→ **GIVEN TASK**
Filter the listing below, copying every line in which the word "Survival" appears.

→ **DATA EXTRACT**
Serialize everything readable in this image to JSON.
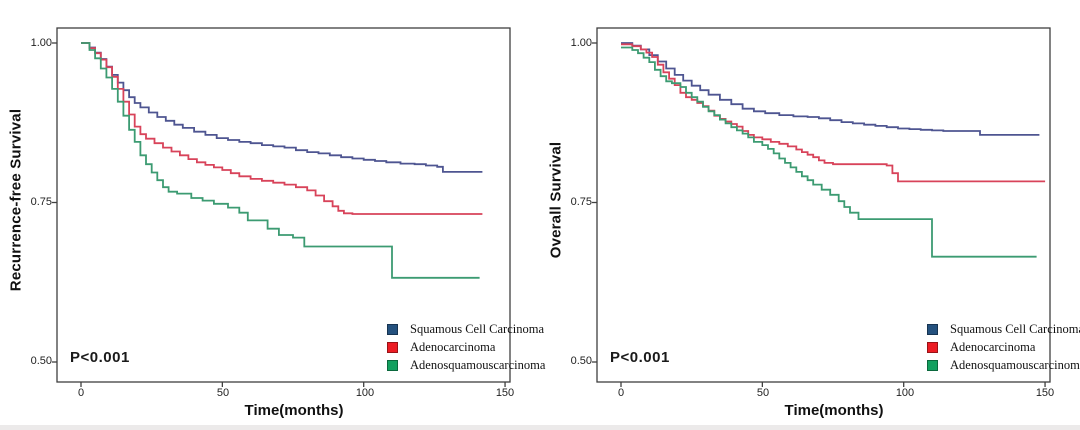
{
  "figure_colors": {
    "background": "#ffffff",
    "frame": "#3f3f3f"
  },
  "legend": {
    "items": [
      {
        "label": "Squamous Cell Carcinoma",
        "swatch_color": "#24517e",
        "line_color": "#4e5591"
      },
      {
        "label": "Adenocarcinoma",
        "swatch_color": "#ec1c24",
        "line_color": "#d8435a"
      },
      {
        "label": "Adenosquamouscarcinoma",
        "swatch_color": "#12a05f",
        "line_color": "#3c9b72"
      }
    ]
  },
  "chart_data": [
    {
      "type": "line",
      "subtype": "kaplan-meier-step",
      "ylabel": "Recurrence-free Survival",
      "xlabel": "Time(months)",
      "annotation": "P<0.001",
      "x_tick_labels": [
        "0",
        "50",
        "100",
        "150"
      ],
      "y_tick_labels": [
        "1.00",
        "0.75",
        "0.50"
      ],
      "x_ticks": [
        0,
        50,
        100,
        150
      ],
      "y_ticks": [
        1.0,
        0.75,
        0.5
      ],
      "xlim": [
        -8,
        152
      ],
      "ylim": [
        0.468,
        1.023
      ],
      "grid": false,
      "legend_position": "lower-right",
      "series": [
        {
          "name": "Squamous Cell Carcinoma",
          "points": [
            [
              0,
              1.0
            ],
            [
              3,
              0.993
            ],
            [
              5,
              0.985
            ],
            [
              7,
              0.975
            ],
            [
              9,
              0.963
            ],
            [
              11,
              0.95
            ],
            [
              13,
              0.938
            ],
            [
              15,
              0.926
            ],
            [
              17,
              0.915
            ],
            [
              19,
              0.906
            ],
            [
              21,
              0.899
            ],
            [
              24,
              0.891
            ],
            [
              27,
              0.884
            ],
            [
              30,
              0.878
            ],
            [
              33,
              0.872
            ],
            [
              36,
              0.867
            ],
            [
              40,
              0.861
            ],
            [
              44,
              0.856
            ],
            [
              48,
              0.851
            ],
            [
              52,
              0.848
            ],
            [
              56,
              0.845
            ],
            [
              60,
              0.843
            ],
            [
              64,
              0.84
            ],
            [
              68,
              0.838
            ],
            [
              72,
              0.836
            ],
            [
              76,
              0.832
            ],
            [
              80,
              0.829
            ],
            [
              84,
              0.827
            ],
            [
              88,
              0.824
            ],
            [
              92,
              0.821
            ],
            [
              96,
              0.819
            ],
            [
              100,
              0.817
            ],
            [
              104,
              0.815
            ],
            [
              108,
              0.813
            ],
            [
              113,
              0.811
            ],
            [
              118,
              0.81
            ],
            [
              122,
              0.808
            ],
            [
              126,
              0.806
            ],
            [
              128,
              0.798
            ],
            [
              142,
              0.798
            ]
          ]
        },
        {
          "name": "Adenocarcinoma",
          "points": [
            [
              0,
              1.0
            ],
            [
              3,
              0.992
            ],
            [
              5,
              0.984
            ],
            [
              7,
              0.974
            ],
            [
              9,
              0.962
            ],
            [
              11,
              0.947
            ],
            [
              13,
              0.928
            ],
            [
              15,
              0.908
            ],
            [
              17,
              0.888
            ],
            [
              19,
              0.869
            ],
            [
              21,
              0.857
            ],
            [
              23,
              0.85
            ],
            [
              26,
              0.843
            ],
            [
              29,
              0.836
            ],
            [
              32,
              0.83
            ],
            [
              35,
              0.824
            ],
            [
              38,
              0.818
            ],
            [
              41,
              0.813
            ],
            [
              44,
              0.809
            ],
            [
              47,
              0.805
            ],
            [
              50,
              0.801
            ],
            [
              53,
              0.796
            ],
            [
              56,
              0.791
            ],
            [
              60,
              0.787
            ],
            [
              64,
              0.784
            ],
            [
              68,
              0.781
            ],
            [
              72,
              0.778
            ],
            [
              76,
              0.774
            ],
            [
              80,
              0.769
            ],
            [
              83,
              0.761
            ],
            [
              86,
              0.752
            ],
            [
              89,
              0.744
            ],
            [
              91,
              0.737
            ],
            [
              93,
              0.733
            ],
            [
              96,
              0.732
            ],
            [
              142,
              0.732
            ]
          ]
        },
        {
          "name": "Adenosquamouscarcinoma",
          "points": [
            [
              0,
              1.0
            ],
            [
              3,
              0.989
            ],
            [
              5,
              0.976
            ],
            [
              7,
              0.96
            ],
            [
              9,
              0.946
            ],
            [
              11,
              0.928
            ],
            [
              13,
              0.908
            ],
            [
              15,
              0.886
            ],
            [
              17,
              0.864
            ],
            [
              19,
              0.845
            ],
            [
              21,
              0.824
            ],
            [
              23,
              0.81
            ],
            [
              25,
              0.797
            ],
            [
              27,
              0.785
            ],
            [
              29,
              0.774
            ],
            [
              31,
              0.767
            ],
            [
              34,
              0.764
            ],
            [
              39,
              0.757
            ],
            [
              43,
              0.753
            ],
            [
              47,
              0.748
            ],
            [
              52,
              0.742
            ],
            [
              56,
              0.734
            ],
            [
              59,
              0.722
            ],
            [
              66,
              0.709
            ],
            [
              70,
              0.699
            ],
            [
              75,
              0.695
            ],
            [
              79,
              0.681
            ],
            [
              108,
              0.681
            ],
            [
              110,
              0.632
            ],
            [
              141,
              0.632
            ]
          ]
        }
      ]
    },
    {
      "type": "line",
      "subtype": "kaplan-meier-step",
      "ylabel": "Overall Survival",
      "xlabel": "Time(months)",
      "annotation": "P<0.001",
      "x_tick_labels": [
        "0",
        "50",
        "100",
        "150"
      ],
      "y_tick_labels": [
        "1.00",
        "0.75",
        "0.50"
      ],
      "x_ticks": [
        0,
        50,
        100,
        150
      ],
      "y_ticks": [
        1.0,
        0.75,
        0.5
      ],
      "xlim": [
        -8,
        152
      ],
      "ylim": [
        0.468,
        1.023
      ],
      "grid": false,
      "legend_position": "lower-right",
      "series": [
        {
          "name": "Squamous Cell Carcinoma",
          "points": [
            [
              0,
              1.0
            ],
            [
              4,
              0.996
            ],
            [
              7,
              0.99
            ],
            [
              10,
              0.981
            ],
            [
              13,
              0.971
            ],
            [
              16,
              0.96
            ],
            [
              19,
              0.95
            ],
            [
              22,
              0.941
            ],
            [
              25,
              0.933
            ],
            [
              28,
              0.926
            ],
            [
              31,
              0.919
            ],
            [
              35,
              0.911
            ],
            [
              39,
              0.904
            ],
            [
              43,
              0.897
            ],
            [
              47,
              0.893
            ],
            [
              51,
              0.89
            ],
            [
              56,
              0.887
            ],
            [
              61,
              0.885
            ],
            [
              66,
              0.884
            ],
            [
              70,
              0.882
            ],
            [
              74,
              0.879
            ],
            [
              78,
              0.876
            ],
            [
              82,
              0.874
            ],
            [
              86,
              0.872
            ],
            [
              90,
              0.87
            ],
            [
              94,
              0.868
            ],
            [
              98,
              0.866
            ],
            [
              102,
              0.865
            ],
            [
              106,
              0.864
            ],
            [
              110,
              0.863
            ],
            [
              114,
              0.862
            ],
            [
              127,
              0.856
            ],
            [
              148,
              0.856
            ]
          ]
        },
        {
          "name": "Adenocarcinoma",
          "points": [
            [
              0,
              0.998
            ],
            [
              4,
              0.995
            ],
            [
              7,
              0.99
            ],
            [
              9,
              0.985
            ],
            [
              11,
              0.978
            ],
            [
              13,
              0.966
            ],
            [
              15,
              0.954
            ],
            [
              17,
              0.944
            ],
            [
              19,
              0.934
            ],
            [
              21,
              0.922
            ],
            [
              23,
              0.915
            ],
            [
              25,
              0.911
            ],
            [
              27,
              0.906
            ],
            [
              29,
              0.901
            ],
            [
              31,
              0.894
            ],
            [
              33,
              0.886
            ],
            [
              35,
              0.881
            ],
            [
              37,
              0.877
            ],
            [
              39,
              0.873
            ],
            [
              41,
              0.869
            ],
            [
              43,
              0.862
            ],
            [
              45,
              0.856
            ],
            [
              47,
              0.852
            ],
            [
              50,
              0.849
            ],
            [
              53,
              0.845
            ],
            [
              56,
              0.842
            ],
            [
              59,
              0.838
            ],
            [
              62,
              0.833
            ],
            [
              64,
              0.829
            ],
            [
              66,
              0.825
            ],
            [
              68,
              0.821
            ],
            [
              70,
              0.816
            ],
            [
              72,
              0.812
            ],
            [
              75,
              0.81
            ],
            [
              94,
              0.808
            ],
            [
              96,
              0.796
            ],
            [
              98,
              0.783
            ],
            [
              150,
              0.783
            ]
          ]
        },
        {
          "name": "Adenosquamouscarcinoma",
          "points": [
            [
              0,
              0.993
            ],
            [
              4,
              0.989
            ],
            [
              6,
              0.984
            ],
            [
              8,
              0.977
            ],
            [
              10,
              0.97
            ],
            [
              12,
              0.958
            ],
            [
              14,
              0.948
            ],
            [
              16,
              0.94
            ],
            [
              18,
              0.937
            ],
            [
              21,
              0.931
            ],
            [
              23,
              0.922
            ],
            [
              25,
              0.915
            ],
            [
              27,
              0.908
            ],
            [
              29,
              0.9
            ],
            [
              31,
              0.893
            ],
            [
              33,
              0.887
            ],
            [
              35,
              0.88
            ],
            [
              37,
              0.874
            ],
            [
              39,
              0.868
            ],
            [
              41,
              0.863
            ],
            [
              43,
              0.858
            ],
            [
              45,
              0.852
            ],
            [
              47,
              0.845
            ],
            [
              50,
              0.84
            ],
            [
              52,
              0.834
            ],
            [
              54,
              0.827
            ],
            [
              56,
              0.819
            ],
            [
              58,
              0.812
            ],
            [
              60,
              0.805
            ],
            [
              62,
              0.798
            ],
            [
              64,
              0.791
            ],
            [
              66,
              0.785
            ],
            [
              68,
              0.778
            ],
            [
              71,
              0.77
            ],
            [
              74,
              0.762
            ],
            [
              77,
              0.752
            ],
            [
              79,
              0.743
            ],
            [
              81,
              0.734
            ],
            [
              84,
              0.724
            ],
            [
              108,
              0.724
            ],
            [
              110,
              0.665
            ],
            [
              147,
              0.665
            ]
          ]
        }
      ]
    }
  ]
}
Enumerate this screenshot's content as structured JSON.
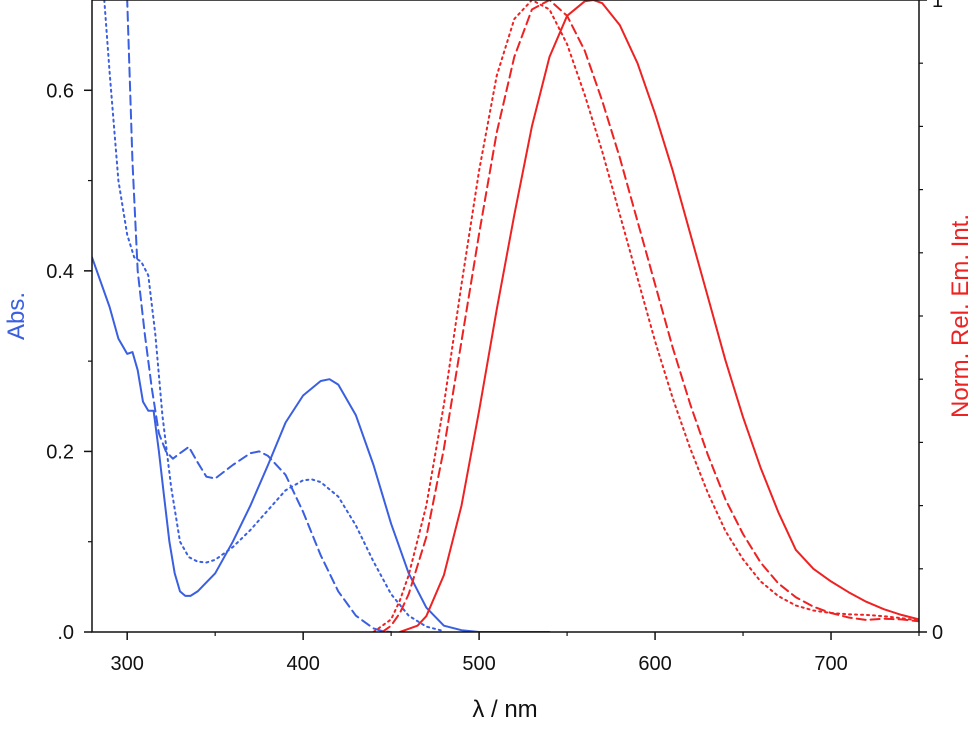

→ **OUTPUT FOR THIS TASK**
      "ylabel": "Recurrence-free Survival",
      "ylabel": "Overall Survival",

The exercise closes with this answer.